> TASK TO CARRY OUT: Work through the listing below and count the lines that hold "this". Answer with the number alone.

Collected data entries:
===============

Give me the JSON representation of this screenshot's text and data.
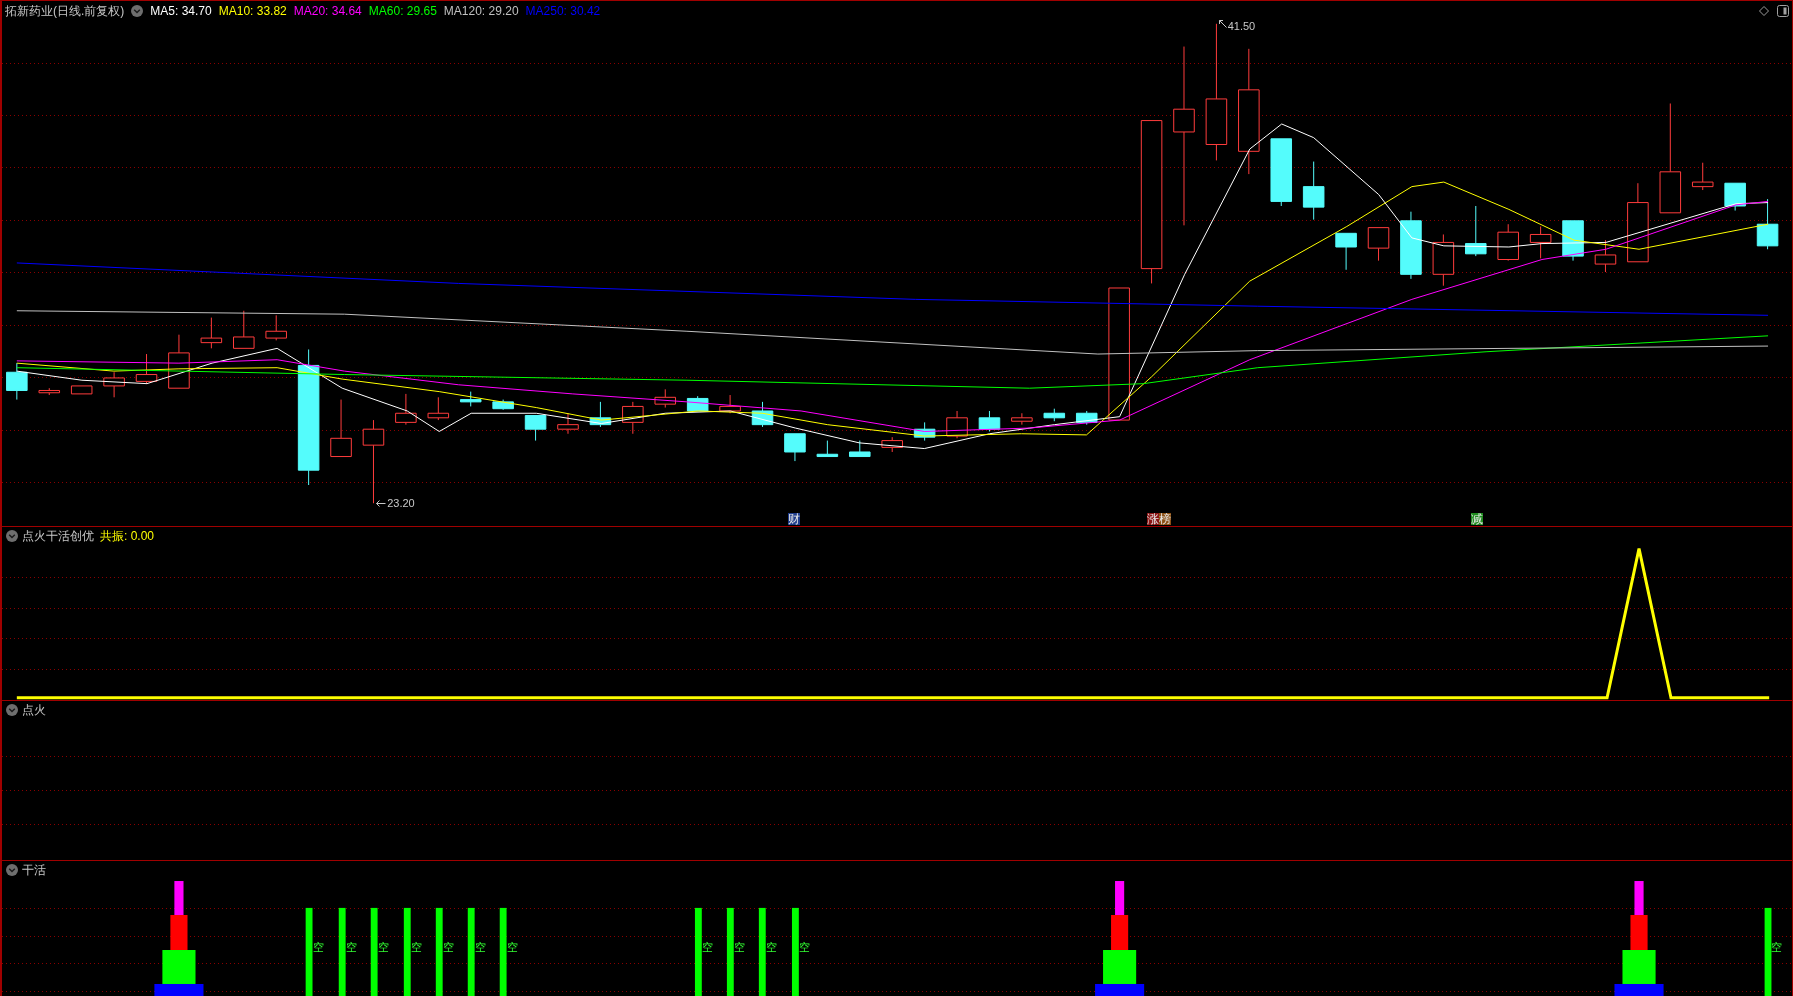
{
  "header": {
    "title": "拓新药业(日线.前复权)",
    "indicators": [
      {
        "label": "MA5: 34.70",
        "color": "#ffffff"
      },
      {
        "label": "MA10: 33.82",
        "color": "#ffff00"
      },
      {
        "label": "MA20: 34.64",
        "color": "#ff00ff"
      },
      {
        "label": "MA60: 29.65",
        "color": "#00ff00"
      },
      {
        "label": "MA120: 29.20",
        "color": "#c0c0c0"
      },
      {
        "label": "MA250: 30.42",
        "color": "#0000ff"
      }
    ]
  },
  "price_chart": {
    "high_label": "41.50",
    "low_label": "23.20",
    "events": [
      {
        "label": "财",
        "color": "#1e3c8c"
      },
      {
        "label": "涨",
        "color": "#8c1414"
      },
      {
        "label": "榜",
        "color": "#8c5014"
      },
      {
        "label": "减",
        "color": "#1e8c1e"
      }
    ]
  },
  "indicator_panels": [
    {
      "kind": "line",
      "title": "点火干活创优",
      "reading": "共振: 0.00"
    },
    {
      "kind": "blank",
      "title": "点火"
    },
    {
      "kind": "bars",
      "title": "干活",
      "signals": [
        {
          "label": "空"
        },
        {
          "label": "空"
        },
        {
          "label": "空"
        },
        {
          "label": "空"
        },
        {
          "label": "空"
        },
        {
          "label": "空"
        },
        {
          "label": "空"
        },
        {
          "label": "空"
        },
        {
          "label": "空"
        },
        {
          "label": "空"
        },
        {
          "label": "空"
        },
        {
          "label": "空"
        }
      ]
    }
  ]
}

===============

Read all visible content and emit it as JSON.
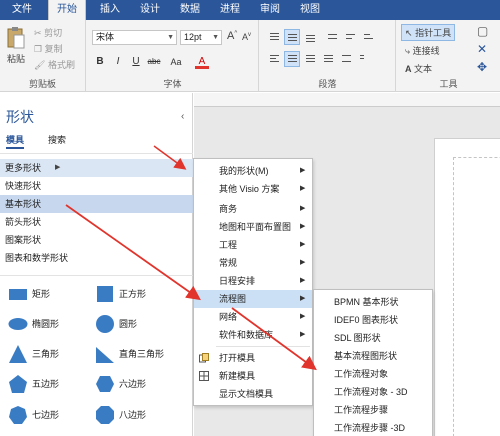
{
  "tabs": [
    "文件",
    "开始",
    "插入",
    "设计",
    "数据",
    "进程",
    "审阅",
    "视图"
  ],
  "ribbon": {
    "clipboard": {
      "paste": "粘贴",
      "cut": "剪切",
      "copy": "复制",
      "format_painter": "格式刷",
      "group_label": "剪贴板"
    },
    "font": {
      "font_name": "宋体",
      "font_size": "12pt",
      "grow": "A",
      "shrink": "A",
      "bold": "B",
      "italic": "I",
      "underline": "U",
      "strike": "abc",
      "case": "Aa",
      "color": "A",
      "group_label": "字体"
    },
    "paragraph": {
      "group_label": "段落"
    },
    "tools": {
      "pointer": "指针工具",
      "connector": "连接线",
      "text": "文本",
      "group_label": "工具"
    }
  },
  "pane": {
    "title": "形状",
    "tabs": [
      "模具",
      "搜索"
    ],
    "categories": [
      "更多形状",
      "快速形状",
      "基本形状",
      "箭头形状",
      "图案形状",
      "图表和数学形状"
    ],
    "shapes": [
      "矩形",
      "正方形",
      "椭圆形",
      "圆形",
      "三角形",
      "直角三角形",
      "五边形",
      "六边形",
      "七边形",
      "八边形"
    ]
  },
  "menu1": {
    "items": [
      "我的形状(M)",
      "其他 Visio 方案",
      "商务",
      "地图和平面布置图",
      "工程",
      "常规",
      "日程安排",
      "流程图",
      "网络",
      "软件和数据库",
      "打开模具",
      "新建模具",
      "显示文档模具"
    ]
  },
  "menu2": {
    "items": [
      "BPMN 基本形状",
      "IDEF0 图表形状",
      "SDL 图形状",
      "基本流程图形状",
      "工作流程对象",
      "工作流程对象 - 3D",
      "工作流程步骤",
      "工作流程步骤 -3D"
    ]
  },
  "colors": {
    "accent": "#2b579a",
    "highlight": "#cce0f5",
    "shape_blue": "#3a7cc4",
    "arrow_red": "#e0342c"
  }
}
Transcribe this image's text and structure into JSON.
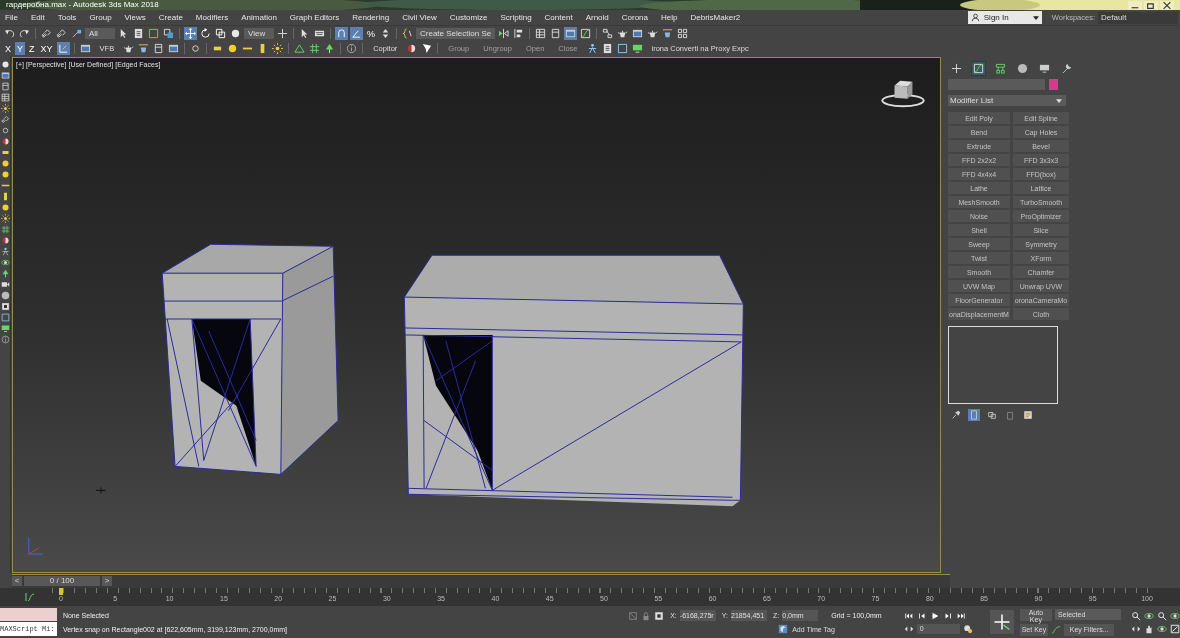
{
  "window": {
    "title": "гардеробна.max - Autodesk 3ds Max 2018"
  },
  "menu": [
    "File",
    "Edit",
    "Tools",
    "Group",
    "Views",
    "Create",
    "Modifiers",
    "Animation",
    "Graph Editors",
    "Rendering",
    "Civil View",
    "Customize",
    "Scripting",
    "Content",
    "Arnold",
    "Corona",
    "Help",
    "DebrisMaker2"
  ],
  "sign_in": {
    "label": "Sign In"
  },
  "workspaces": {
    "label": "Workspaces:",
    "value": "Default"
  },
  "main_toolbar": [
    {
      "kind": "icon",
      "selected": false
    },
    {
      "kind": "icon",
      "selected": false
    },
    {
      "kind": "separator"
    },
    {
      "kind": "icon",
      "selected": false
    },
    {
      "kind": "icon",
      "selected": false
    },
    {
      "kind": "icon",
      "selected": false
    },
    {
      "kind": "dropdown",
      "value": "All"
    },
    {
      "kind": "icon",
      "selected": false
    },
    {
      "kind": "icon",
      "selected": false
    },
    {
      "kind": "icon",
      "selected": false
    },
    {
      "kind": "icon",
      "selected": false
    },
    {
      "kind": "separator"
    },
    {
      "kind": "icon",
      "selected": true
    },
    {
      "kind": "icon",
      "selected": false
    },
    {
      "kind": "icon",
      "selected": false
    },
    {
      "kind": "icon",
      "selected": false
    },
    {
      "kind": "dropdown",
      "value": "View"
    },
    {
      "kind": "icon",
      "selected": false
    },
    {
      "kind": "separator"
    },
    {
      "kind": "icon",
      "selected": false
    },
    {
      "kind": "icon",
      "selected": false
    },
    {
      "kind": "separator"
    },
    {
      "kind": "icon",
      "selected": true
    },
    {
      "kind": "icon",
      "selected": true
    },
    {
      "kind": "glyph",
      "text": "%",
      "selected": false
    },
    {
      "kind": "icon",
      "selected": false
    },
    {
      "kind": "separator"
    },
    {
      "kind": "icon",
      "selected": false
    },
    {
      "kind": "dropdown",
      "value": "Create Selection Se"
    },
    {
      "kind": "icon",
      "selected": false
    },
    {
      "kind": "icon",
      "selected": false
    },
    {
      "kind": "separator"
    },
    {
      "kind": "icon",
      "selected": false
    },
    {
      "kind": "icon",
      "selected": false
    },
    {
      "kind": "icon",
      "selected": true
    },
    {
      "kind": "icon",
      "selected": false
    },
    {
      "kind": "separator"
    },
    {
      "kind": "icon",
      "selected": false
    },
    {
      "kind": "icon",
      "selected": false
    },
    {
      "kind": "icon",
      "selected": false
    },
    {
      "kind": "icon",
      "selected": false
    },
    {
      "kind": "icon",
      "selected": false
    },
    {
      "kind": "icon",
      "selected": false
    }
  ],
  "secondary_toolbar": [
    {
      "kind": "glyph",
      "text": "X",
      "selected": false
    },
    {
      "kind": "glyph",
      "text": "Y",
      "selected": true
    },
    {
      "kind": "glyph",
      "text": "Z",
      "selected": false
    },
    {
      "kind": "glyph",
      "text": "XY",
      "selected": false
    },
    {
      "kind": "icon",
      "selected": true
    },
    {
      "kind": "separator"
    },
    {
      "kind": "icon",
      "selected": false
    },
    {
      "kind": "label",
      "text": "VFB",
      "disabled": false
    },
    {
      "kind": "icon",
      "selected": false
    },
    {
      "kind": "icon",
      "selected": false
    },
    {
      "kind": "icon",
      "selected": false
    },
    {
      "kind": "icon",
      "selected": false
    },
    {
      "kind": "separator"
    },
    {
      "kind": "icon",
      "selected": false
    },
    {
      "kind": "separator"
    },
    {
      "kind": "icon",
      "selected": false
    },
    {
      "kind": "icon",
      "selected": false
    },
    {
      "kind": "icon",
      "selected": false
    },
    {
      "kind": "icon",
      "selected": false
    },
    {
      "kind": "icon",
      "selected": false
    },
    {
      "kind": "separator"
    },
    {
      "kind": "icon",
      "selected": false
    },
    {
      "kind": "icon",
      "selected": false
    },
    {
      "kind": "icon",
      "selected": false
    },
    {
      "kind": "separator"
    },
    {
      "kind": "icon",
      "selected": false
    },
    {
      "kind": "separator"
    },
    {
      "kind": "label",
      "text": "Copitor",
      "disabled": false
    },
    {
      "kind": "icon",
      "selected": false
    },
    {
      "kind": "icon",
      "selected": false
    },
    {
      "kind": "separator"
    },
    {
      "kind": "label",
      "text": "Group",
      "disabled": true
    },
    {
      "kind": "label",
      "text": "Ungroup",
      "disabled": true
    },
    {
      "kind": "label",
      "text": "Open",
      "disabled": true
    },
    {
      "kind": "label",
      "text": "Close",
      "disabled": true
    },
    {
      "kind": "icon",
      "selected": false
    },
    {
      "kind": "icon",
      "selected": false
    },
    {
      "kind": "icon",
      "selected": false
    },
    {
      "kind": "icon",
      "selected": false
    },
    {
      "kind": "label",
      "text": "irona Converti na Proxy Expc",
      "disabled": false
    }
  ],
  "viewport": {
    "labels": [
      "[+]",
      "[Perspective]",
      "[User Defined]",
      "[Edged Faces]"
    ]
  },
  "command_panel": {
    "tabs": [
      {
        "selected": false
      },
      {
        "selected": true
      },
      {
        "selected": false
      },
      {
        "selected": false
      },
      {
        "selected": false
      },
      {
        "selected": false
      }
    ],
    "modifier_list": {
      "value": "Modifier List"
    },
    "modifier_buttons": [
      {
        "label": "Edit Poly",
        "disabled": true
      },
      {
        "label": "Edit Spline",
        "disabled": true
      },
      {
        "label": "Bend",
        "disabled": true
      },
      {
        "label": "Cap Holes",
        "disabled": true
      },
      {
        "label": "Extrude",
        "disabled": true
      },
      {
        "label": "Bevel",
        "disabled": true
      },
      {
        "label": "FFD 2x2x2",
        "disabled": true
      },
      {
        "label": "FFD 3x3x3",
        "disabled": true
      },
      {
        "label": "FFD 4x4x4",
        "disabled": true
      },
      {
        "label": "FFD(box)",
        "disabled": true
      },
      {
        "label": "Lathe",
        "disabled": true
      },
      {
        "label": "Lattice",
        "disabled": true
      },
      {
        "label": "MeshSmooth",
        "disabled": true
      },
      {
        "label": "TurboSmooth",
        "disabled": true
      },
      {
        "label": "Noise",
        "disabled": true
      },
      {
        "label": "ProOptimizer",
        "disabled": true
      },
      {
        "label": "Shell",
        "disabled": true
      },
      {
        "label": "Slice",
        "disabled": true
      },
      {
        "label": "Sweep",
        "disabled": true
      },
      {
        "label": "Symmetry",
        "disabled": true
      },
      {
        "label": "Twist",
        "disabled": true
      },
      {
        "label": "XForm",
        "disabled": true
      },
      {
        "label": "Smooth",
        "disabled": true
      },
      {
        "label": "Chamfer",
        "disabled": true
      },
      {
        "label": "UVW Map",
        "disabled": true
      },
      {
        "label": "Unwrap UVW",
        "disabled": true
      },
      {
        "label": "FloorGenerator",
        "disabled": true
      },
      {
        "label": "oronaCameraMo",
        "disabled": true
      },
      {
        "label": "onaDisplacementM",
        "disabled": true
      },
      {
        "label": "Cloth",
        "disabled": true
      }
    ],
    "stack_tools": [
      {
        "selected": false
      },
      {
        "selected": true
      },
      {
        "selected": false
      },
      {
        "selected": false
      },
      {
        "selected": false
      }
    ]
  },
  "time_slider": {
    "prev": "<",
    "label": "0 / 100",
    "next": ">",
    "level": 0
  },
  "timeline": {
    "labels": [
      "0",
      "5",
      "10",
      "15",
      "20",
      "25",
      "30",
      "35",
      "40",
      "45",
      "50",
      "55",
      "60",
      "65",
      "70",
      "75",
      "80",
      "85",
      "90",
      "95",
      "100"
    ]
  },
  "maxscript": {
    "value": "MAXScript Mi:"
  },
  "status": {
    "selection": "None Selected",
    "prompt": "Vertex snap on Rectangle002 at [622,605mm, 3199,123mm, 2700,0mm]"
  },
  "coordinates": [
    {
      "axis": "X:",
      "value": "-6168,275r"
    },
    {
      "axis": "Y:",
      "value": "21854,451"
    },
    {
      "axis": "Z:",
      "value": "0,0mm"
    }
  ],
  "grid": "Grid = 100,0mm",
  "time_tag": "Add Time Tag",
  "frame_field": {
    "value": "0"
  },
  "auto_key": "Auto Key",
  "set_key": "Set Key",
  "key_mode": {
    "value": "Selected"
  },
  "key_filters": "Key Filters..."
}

===============

> TASK ANSWER: 2